_Prompt_
Review the lines that follow and copy each one that contains the word "levels".
----- Extracted records -----
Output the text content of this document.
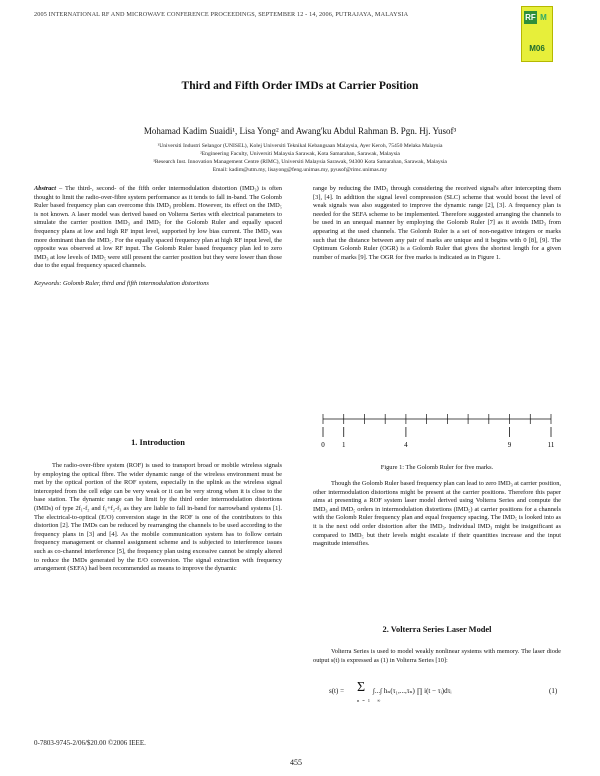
2005 INTERNATIONAL RF AND MICROWAVE CONFERENCE PROCEEDINGS, SEPTEMBER 12 - 14, 2006, PUTRAJAYA, MALAYSIA	RF M
M06
Third and Fifth Order IMDs at Carrier Position
Mohamad Kadim Suaidi¹, Lisa Yong² and Awang'ku Abdul Rahman B. Pgn. Hj. Yusof³
¹Universiti Industri Selangor (UNISEL), Kolej Universiti Teknikal Kebangsaan Malaysia, Ayer Keroh, 75450 Melaka Malaysia
²Engineering Faculty, Universiti Malaysia Sarawak, Kota Samarahan, Sarawak, Malaysia
³Research Inst. Innovation Management Centre (RIMC), Universiti Malaysia Sarawak, 94300 Kota Samarahan, Sarawak, Malaysia
Email: kadim@utm.my, lisayong@feng.unimas.my, pyusof@rimc.unimas.my

Abstract – The third-, second- of the fifth order intermodulation distortion (IMD₃) is often thought to limit the radio-over-fibre system performance as it tends to fall in-band. The Golomb Ruler based frequency plan can overcome this IMD₃ problem. However, its effect on the IMD₅ is not known. A laser model was derived based on Volterra Series with electrical parameters to simulate the carrier position IMD₃ and IMD₅ for the Golomb Ruler and equally spaced frequency plans at low and high RF input level, supported by low bias current. The IMD₃ was more dominant than the IMD₅. For the equally spaced frequency plan at high RF input level, the opposite was observed at low RF input. The Golomb Ruler based frequency plan led to zero IMD₃ at low levels of IMD₅ were still present the carrier position but they were lower than those due to the equal frequency spaced channels.

Keywords: Golomb Ruler, third and fifth intermodulation distortions

1. Introduction
The radio-over-fibre system (ROF) is used to transport broad or mobile wireless signals by employing the optical fibre. The wider dynamic range of the wireless environment must be met by the optical portion of the ROF system, especially in the uplink as the wireless signal intercepted from the cell edge can be very weak or it can be very strong when it is close to the base station. The dynamic range can be limit by the third order intermodulation distortions (IMDs) of type 2f₁-f₂ and f₁+f₂-f₃ as they are liable to fall in-band for narrowband systems [1]. The electrical-to-optical (E/O) conversion stage in the ROF is one of the contributors to this distortion [2]. The IMDs can be reduced by rearranging the channels to be used according to the frequency plans in [3] and [4]. As the mobile communication system has to follow certain frequency management or channel assignment scheme and is subjected to interference issues such as co-channel interference [5], the frequency plan using excessive cannot be simply altered to reduce the IMDs generated by the E/O conversion. The signal extraction with frequency arrangement (SEFA) had been recommended as means to improve the dynamic
range by reducing the IMD₃ through considering the received signal's after intercepting them [3], [4]. In addition the signal level compression (SLC) scheme that would boost the level of weak signals was also suggested to improve the dynamic range [2], [3]. A frequency plan is needed for the SEFA scheme to be implemented. Therefore suggested arranging the channels to be used in an unequal manner by employing the Golomb Ruler [7] as it avoids IMD₃ from appearing at the used channels. The Golomb Ruler is a set of non-negative integers or marks such that the distance between any pair of marks are unique and it begins with 0 [8], [9]. The Optimum Golomb Ruler (OGR) is a Golomb Ruler that gives the shortest length for a given number of marks [9]. The OGR for five marks is indicated as in Figure 1.
0 1	4	9	11
Figure 1: The Golomb Ruler for five marks.
Though the Golomb Ruler based frequency plan can lead to zero IMD₃ at carrier position, other intermodulation distortions might be present at the carrier positions. Therefore this paper aims at presenting a ROF system laser model derived using Volterra Series and compute the IMD₃ and IMD₅ orders in intermodulation distortions (IMD₅) at carrier positions for a channels with the Golomb Ruler frequency plan and equal frequency spacing. The IMD₅ is looked into as it is the next odd order distortion after the IMD₃. Individual IMD₃ might be insignificant as compared to IMD₅ but their levels might escalate if their quantities increase and the input magnitude intensifies.
2. Volterra Series Laser Model
Volterra Series is used to model weakly nonlinear systems with memory. The laser diode output s(t) is expressed as (1) in Volterra Series [10]:
s(t) = Σ
n=1 ∞
∫...∫ hₙ(τ₁,...,τₙ) ∏ i(t − τᵢ)dτᵢ	(1)
0-7803-9745-2/06/$20.00 ©2006 IEEE.
455
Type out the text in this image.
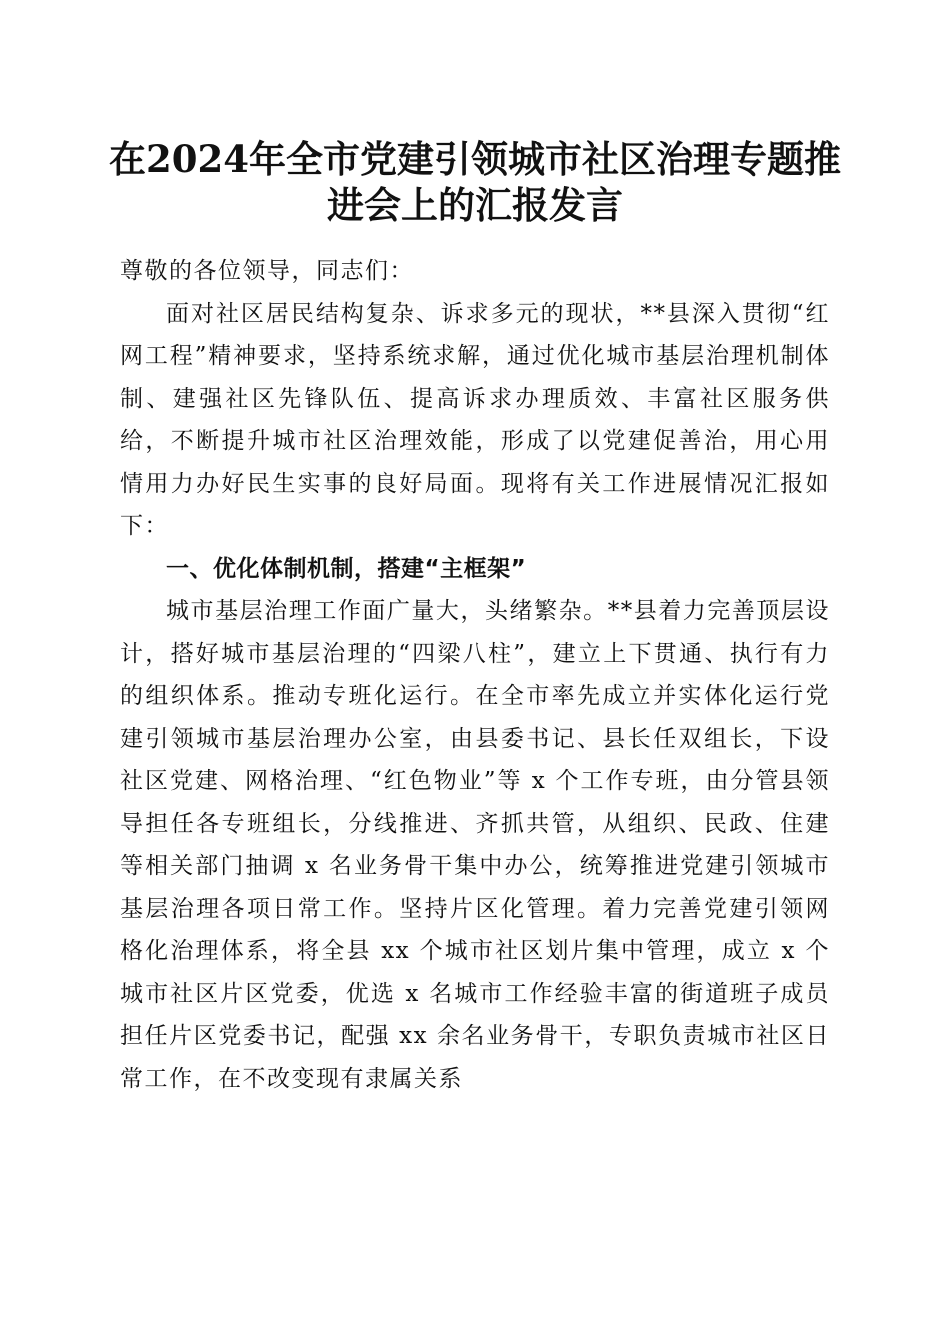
在2024年全市党建引领城市社区治理专题推进会上的汇报发言

尊敬的各位领导，同志们：

面对社区居民结构复杂、诉求多元的现状，**县深入贯彻“红网工程”精神要求，坚持系统求解，通过优化城市基层治理机制体制、建强社区先锋队伍、提高诉求办理质效、丰富社区服务供给，不断提升城市社区治理效能，形成了以党建促善治，用心用情用力办好民生实事的良好局面。现将有关工作进展情况汇报如下：

一、优化体制机制，搭建“主框架”

城市基层治理工作面广量大，头绪繁杂。**县着力完善顶层设计，搭好城市基层治理的“四梁八柱”，建立上下贯通、执行有力的组织体系。推动专班化运行。在全市率先成立并实体化运行党建引领城市基层治理办公室，由县委书记、县长任双组长，下设社区党建、网格治理、“红色物业”等 x 个工作专班，由分管县领导担任各专班组长，分线推进、齐抓共管，从组织、民政、住建等相关部门抽调 x 名业务骨干集中办公，统筹推进党建引领城市基层治理各项日常工作。坚持片区化管理。着力完善党建引领网格化治理体系，将全县 xx 个城市社区划片集中管理，成立 x 个城市社区片区党委，优选 x 名城市工作经验丰富的街道班子成员担任片区党委书记，配强 xx 余名业务骨干，专职负责城市社区日常工作，在不改变现有隶属关系
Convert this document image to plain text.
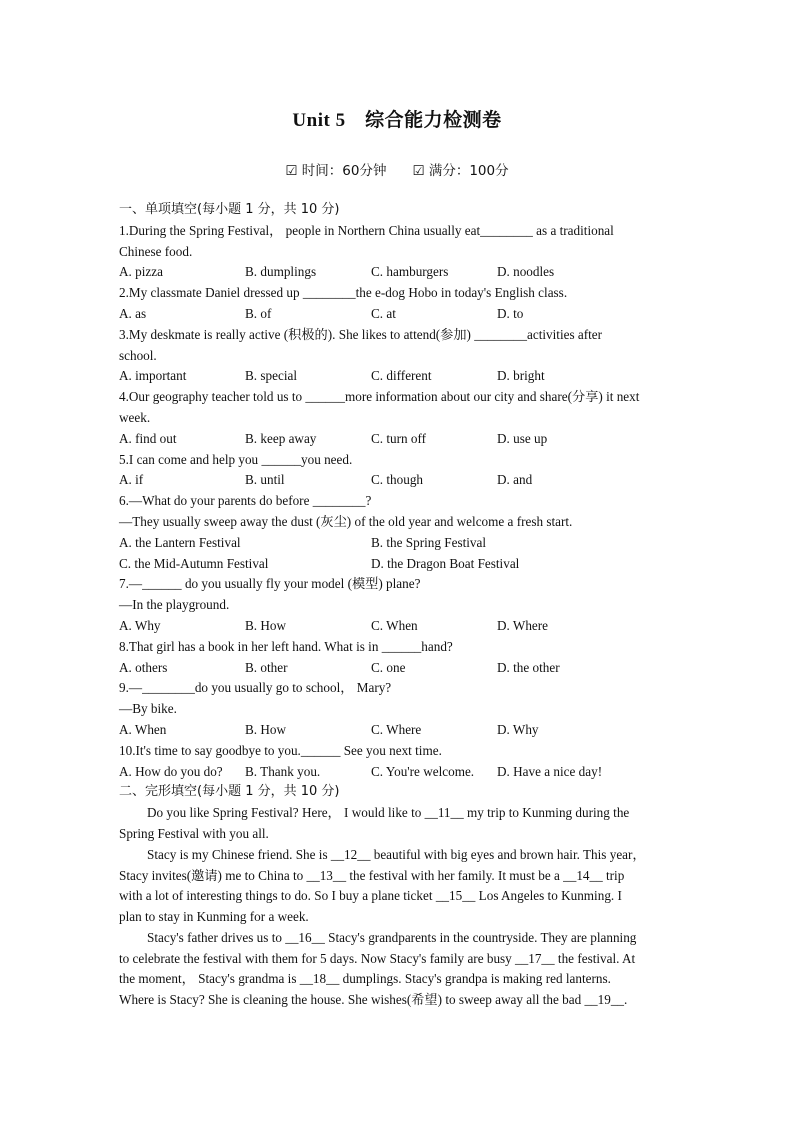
Unit 5　综合能力检测卷
☑ 时间：60分钟 ☑ 满分：100分
一、单项填空(每小题 1 分，共 10 分)
1.During the Spring Festival， people in Northern China usually eat________ as a traditional
Chinese food.
A. pizza	B. dumplings	C. hamburgers	D. noodles
2.My classmate Daniel dressed up ________the e-dog Hobo in today's English class.
A. as	B. of	C. at	D. to
3.My deskmate is really active (积极的). She likes to attend(参加) ________activities after
school.
A. important	B. special	C. different	D. bright
4.Our geography teacher told us to ______more information about our city and share(分享) it next
week.
A. find out	B. keep away	C. turn off	D. use up
5.I can come and help you ______you need.
A. if	B. until	C. though	D. and
6.—What do your parents do before ________?
—They usually sweep away the dust (灰尘) of the old year and welcome a fresh start.
A. the Lantern Festival	B. the Spring Festival
C. the Mid-Autumn Festival	D. the Dragon Boat Festival
7.—______ do you usually fly your model (模型) plane?
—In the playground.
A. Why	B. How	C. When	D. Where
8.That girl has a book in her left hand. What is in ______hand?
A. others	B. other	C. one	D. the other
9.—________do you usually go to school， Mary?
—By bike.
A. When	B. How	C. Where	D. Why
10.It's time to say goodbye to you.______ See you next time.
A. How do you do?	B. Thank you.	C. You're welcome.	D. Have a nice day!
二、完形填空(每小题 1 分，共 10 分)
Do you like Spring Festival? Here， I would like to __11__ my trip to Kunming during the
Spring Festival with you all.
Stacy is my Chinese friend. She is __12__ beautiful with big eyes and brown hair. This year，
Stacy invites(邀请) me to China to __13__ the festival with her family. It must be a __14__ trip
with a lot of interesting things to do. So I buy a plane ticket __15__ Los Angeles to Kunming. I
plan to stay in Kunming for a week.
Stacy's father drives us to __16__ Stacy's grandparents in the countryside. They are planning
to celebrate the festival with them for 5 days. Now Stacy's family are busy __17__ the festival. At
the moment， Stacy's grandma is __18__ dumplings. Stacy's grandpa is making red lanterns.
Where is Stacy? She is cleaning the house. She wishes(希望) to sweep away all the bad __19__.
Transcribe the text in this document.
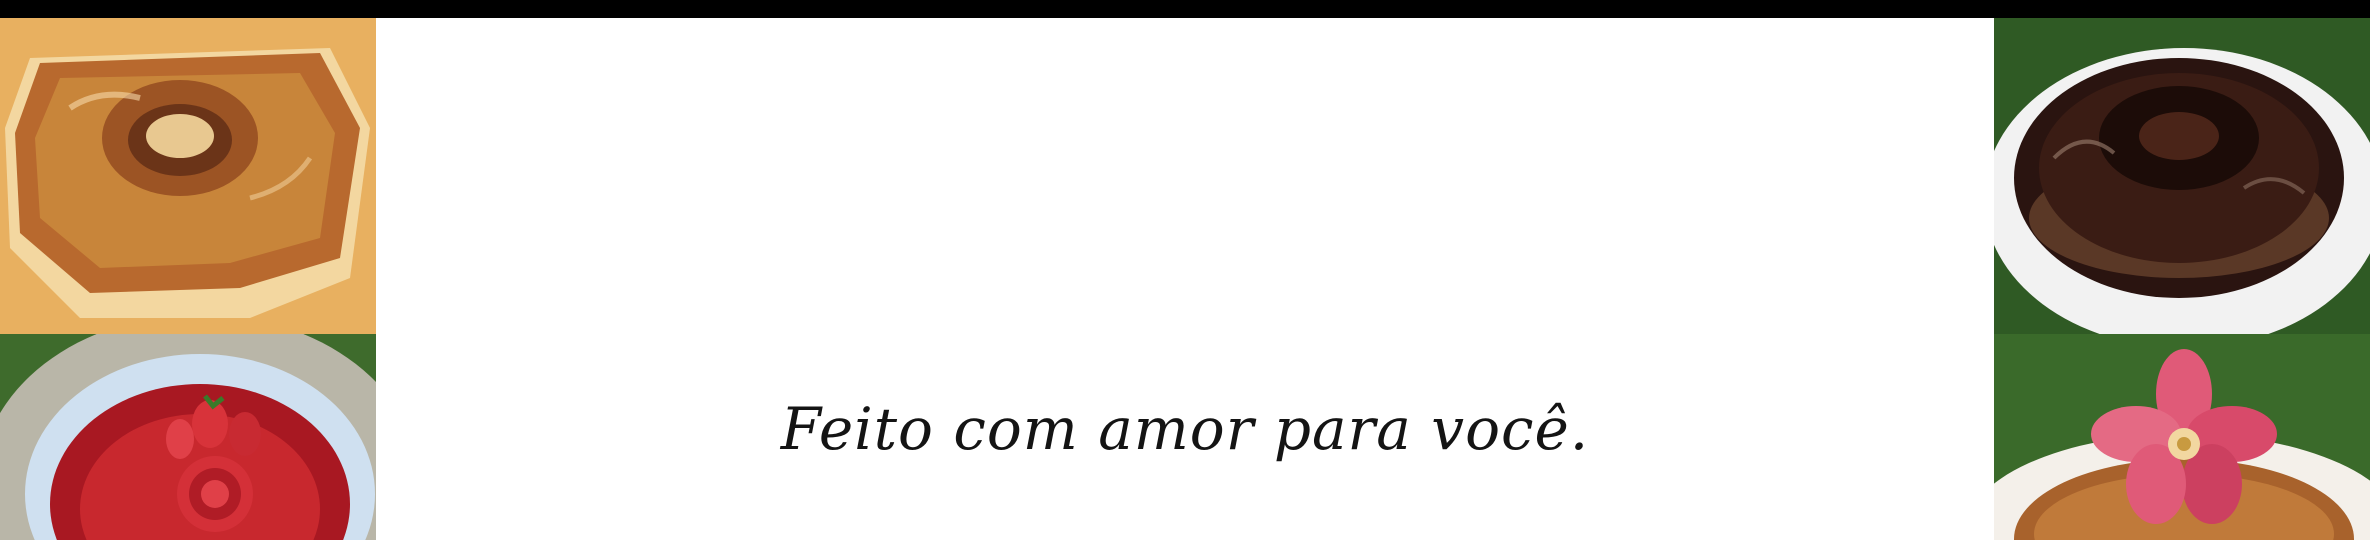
Feito com amor para você.
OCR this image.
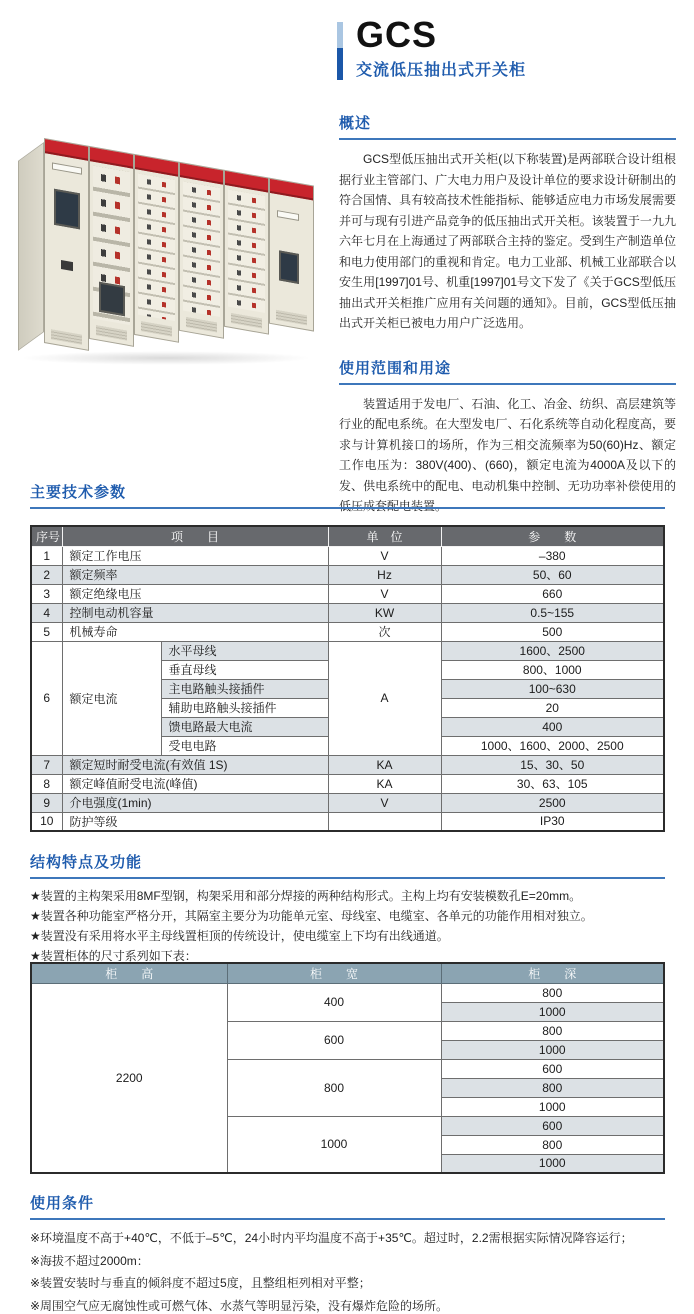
GCS
交流低压抽出式开关柜
概述

GCS型低压抽出式开关柜(以下称装置)是两部联合设计组根据行业主管部门、广大电力用户及设计单位的要求设计研制出的符合国情、具有较高技术性能指标、能够适应电力市场发展需要并可与现有引进产品竞争的低压抽出式开关柜。该装置于一九九六年七月在上海通过了两部联合主持的鉴定。受到生产制造单位和电力使用部门的重视和肯定。电力工业部、机械工业部联合以安生用[1997]01号、机重[1997]01号文下发了《关于GCS型低压抽出式开关柜推广应用有关问题的通知》。目前，GCS型低压抽出式开关柜已被电力用户广泛选用。

使用范围和用途

装置适用于发电厂、石油、化工、冶金、纺织、高层建筑等行业的配电系统。在大型发电厂、石化系统等自动化程度高，要求与计算机接口的场所，作为三相交流频率为50(60)Hz、额定工作电压为：380V(400)、(660)，额定电流为4000A及以下的发、供电系统中的配电、电动机集中控制、无功功率补偿使用的低压成套配电装置。

主要技术参数
序号	项　　目		单　位	参　　数
1	额定工作电压		V	–380
2	额定频率		Hz	50、60
3	额定绝缘电压		V	660
4	控制电动机容量		KW	0.5~155
5	机械寿命		次	500
6	额定电流	水平母线	A	1600、2500
		垂直母线		800、1000
		主电路触头接插件		100~630
		辅助电路触头接插件		20
		馈电路最大电流		400
		受电电路		1000、1600、2000、2500
7	额定短时耐受电流(有效值 1S)		KA	15、30、50
8	额定峰值耐受电流(峰值)		KA	30、63、105
9	介电强度(1min)		V	2500
10	防护等级			IP30
结构特点及功能
★装置的主构架采用8MF型钢，构架采用和部分焊接的两种结构形式。主构上均有安装模数孔E=20mm。
★装置各种功能室严格分开，其隔室主要分为功能单元室、母线室、电缆室、各单元的功能作用相对独立。
★装置没有采用将水平主母线置柜顶的传统设计，使电缆室上下均有出线通道。
★装置柜体的尺寸系列如下表：
柜　　高	柜　　宽	柜　　深
2200	400	800
		1000
	600	800
		1000
	800	600
		800
		1000
	1000	600
		800
		1000
使用条件
※环境温度不高于+40℃，不低于–5℃，24小时内平均温度不高于+35℃。超过时，2.2需根据实际情况降容运行；
※海拔不超过2000m：
※装置安装时与垂直的倾斜度不超过5度，且整组柜列相对平整；
※周围空气应无腐蚀性或可燃气体、水蒸气等明显污染，没有爆炸危险的场所。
-----
_Solution to the exercise_
Abstract – The third-, second- of the fifth order intermodulation distortion (IMD₃) is often thought to limit the radio-over-fibre system performance as it tends to fall in-band. The Golomb Ruler based frequency plan can overcome this IMD₃ problem. However, its effect on the IMD₅ is not known. A laser model was derived based on Volterra Series with electrical parameters to simulate the carrier position IMD₃ and IMD₅ for the Golomb Ruler and equally spaced frequency plans at low and high RF input level, supported by low bias current. The IMD₃ was more dominant than the IMD₅. For the equally spaced frequency plan at high RF input level, the opposite was observed at low RF input. The Golomb Ruler based frequency plan led to zero IMD₃ at low levels of IMD₅ were still present the carrier position but they were lower than those due to the equal frequency spaced channels.
Though the Golomb Ruler based frequency plan can lead to zero IMD₃ at carrier position, other intermodulation distortions might be present at the carrier positions. Therefore this paper aims at presenting a ROF system laser model derived using Volterra Series and compute the IMD₃ and IMD₅ orders in intermodulation distortions (IMD₅) at carrier positions for a channels with the Golomb Ruler frequency plan and equal frequency spacing. The IMD₅ is looked into as it is the next odd order distortion after the IMD₃. Individual IMD₃ might be insignificant as compared to IMD₅ but their levels might escalate if their quantities increase and the input magnitude intensifies.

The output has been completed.